OBJECTIVE: Images must not appear in your copy; reproduce every other part of the records exactly.

***** RAW RECORDS

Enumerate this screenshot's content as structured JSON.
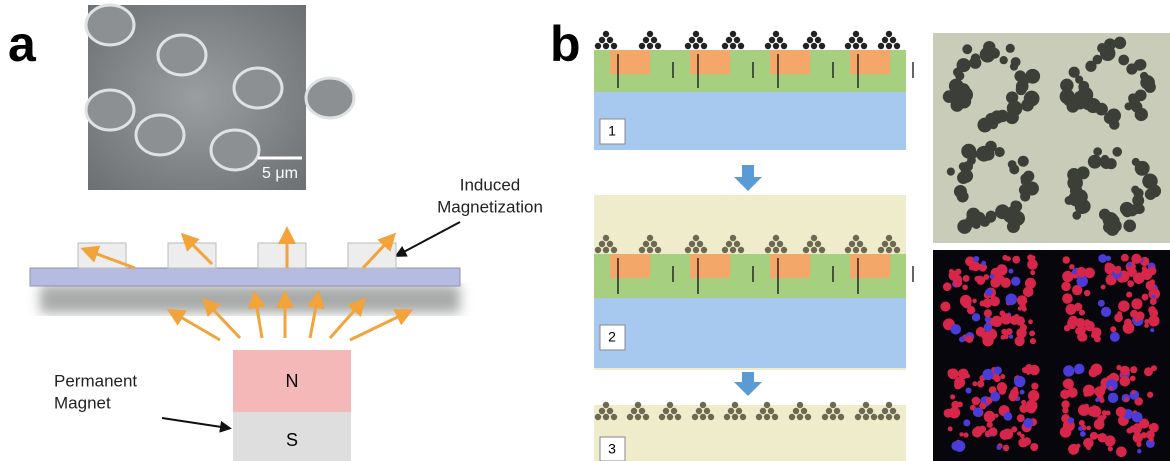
{
  "panel_a": {
    "label": "a",
    "scale_bar": "5 μm",
    "induced_label": [
      "Induced",
      "Magnetization"
    ],
    "magnet_label": [
      "Permanent",
      "Magnet"
    ],
    "poles": [
      "N",
      "S"
    ]
  },
  "panel_b": {
    "label": "b",
    "steps": [
      "1",
      "2",
      "3"
    ]
  }
}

**********

EXERCISE RESPONSE:
Enumerate this screenshot's content as structured JSON.
{
  "panel_a": {
    "label": "a",
    "scale_bar": "5 μm",
    "induced_label": [
      "Induced",
      "Magnetization"
    ],
    "magnet_label": [
      "Permanent",
      "Magnet"
    ],
    "poles": [
      "N",
      "S"
    ]
  },
  "panel_b": {
    "label": "b",
    "steps": [
      "1",
      "2",
      "3"
    ]
  }
}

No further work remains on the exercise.